→ **Stored entries**

········

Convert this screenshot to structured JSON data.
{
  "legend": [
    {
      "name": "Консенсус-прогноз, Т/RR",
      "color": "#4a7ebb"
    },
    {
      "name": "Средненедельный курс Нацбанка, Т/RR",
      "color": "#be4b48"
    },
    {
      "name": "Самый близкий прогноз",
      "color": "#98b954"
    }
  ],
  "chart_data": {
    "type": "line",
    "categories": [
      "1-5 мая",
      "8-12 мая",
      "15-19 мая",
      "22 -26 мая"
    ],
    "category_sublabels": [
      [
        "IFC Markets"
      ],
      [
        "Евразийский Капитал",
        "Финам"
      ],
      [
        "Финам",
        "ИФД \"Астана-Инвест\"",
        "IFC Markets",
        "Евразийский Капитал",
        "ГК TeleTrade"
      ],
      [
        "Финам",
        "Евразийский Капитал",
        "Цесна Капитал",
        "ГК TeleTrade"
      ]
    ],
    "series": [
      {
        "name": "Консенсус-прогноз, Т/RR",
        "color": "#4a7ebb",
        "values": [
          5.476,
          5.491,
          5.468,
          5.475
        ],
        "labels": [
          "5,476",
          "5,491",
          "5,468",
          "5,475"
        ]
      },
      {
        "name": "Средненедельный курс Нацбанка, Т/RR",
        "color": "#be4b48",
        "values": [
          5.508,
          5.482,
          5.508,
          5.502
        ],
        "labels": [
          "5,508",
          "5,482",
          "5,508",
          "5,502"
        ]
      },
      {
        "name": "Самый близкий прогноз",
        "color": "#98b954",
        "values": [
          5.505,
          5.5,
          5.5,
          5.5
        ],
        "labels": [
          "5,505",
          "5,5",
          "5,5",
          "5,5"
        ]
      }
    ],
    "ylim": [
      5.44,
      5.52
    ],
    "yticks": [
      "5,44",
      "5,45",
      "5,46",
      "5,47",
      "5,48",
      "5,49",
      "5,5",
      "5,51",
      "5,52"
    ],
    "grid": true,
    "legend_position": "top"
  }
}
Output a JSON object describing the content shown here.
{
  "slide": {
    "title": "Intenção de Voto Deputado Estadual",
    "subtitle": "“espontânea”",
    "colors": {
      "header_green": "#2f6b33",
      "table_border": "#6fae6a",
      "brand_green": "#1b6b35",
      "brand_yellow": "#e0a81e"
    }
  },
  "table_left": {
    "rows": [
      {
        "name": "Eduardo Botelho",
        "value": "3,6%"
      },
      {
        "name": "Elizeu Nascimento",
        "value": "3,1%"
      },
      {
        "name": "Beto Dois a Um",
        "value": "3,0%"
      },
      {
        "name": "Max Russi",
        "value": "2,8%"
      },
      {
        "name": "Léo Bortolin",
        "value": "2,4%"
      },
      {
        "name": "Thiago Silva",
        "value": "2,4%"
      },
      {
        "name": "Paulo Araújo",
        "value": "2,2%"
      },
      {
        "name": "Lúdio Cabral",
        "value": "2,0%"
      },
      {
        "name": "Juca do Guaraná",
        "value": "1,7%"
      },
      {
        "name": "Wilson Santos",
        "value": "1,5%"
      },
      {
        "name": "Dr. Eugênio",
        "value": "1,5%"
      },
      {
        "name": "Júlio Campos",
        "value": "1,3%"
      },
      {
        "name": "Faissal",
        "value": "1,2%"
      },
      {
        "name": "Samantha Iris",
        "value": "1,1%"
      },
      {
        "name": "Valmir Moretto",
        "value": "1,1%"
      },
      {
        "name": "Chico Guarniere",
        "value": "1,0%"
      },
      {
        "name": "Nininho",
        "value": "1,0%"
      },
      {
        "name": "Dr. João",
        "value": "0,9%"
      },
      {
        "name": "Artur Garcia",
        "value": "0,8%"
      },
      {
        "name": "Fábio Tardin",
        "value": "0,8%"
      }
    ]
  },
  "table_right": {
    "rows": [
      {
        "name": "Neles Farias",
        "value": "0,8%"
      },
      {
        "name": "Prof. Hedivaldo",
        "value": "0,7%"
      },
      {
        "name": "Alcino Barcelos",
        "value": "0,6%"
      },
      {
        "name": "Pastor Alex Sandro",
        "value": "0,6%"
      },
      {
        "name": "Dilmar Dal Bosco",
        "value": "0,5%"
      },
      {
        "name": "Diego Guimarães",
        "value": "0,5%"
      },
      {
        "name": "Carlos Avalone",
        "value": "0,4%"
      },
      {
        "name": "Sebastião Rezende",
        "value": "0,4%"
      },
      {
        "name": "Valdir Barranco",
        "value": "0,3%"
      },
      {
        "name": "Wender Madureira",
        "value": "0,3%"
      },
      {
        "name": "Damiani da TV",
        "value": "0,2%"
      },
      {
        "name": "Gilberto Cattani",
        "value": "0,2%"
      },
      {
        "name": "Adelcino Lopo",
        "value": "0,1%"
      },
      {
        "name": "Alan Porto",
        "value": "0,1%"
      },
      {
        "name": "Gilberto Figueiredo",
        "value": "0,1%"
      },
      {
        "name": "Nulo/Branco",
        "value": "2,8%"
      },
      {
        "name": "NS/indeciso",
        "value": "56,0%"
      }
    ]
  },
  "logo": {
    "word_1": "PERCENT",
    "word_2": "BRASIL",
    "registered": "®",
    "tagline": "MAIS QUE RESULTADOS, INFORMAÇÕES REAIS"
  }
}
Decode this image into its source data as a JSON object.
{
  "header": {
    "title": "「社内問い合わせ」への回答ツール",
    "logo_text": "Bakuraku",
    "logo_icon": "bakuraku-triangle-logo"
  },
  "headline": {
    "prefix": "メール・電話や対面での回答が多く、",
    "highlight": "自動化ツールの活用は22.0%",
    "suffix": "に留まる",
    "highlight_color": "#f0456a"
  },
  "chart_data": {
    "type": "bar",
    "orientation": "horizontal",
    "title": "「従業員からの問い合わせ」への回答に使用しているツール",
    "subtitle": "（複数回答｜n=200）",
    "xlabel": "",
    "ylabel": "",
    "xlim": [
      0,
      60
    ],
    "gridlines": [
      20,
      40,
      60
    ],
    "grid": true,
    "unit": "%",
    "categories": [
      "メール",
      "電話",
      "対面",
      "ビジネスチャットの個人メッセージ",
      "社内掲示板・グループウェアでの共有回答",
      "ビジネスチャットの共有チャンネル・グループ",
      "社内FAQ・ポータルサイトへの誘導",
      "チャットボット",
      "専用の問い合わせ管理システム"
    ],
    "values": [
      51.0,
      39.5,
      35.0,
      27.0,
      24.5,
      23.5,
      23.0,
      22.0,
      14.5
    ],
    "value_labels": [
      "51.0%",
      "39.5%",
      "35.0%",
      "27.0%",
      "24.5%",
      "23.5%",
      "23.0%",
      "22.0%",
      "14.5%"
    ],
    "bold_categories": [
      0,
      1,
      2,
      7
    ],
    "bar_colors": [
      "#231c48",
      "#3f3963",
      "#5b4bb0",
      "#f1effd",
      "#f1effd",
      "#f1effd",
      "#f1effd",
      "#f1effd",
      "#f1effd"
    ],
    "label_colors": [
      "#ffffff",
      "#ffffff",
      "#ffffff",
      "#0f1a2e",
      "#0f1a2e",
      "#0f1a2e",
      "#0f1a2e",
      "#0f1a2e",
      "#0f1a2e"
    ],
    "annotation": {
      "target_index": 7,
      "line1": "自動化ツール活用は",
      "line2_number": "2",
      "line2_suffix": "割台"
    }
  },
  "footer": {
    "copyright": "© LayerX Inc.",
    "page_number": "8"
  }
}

········

→ **BRIEF**
Across the entries, how many lines hold the word "курс"? Say only the number.

→ **ANSWER TO THIS EXERCISE**
2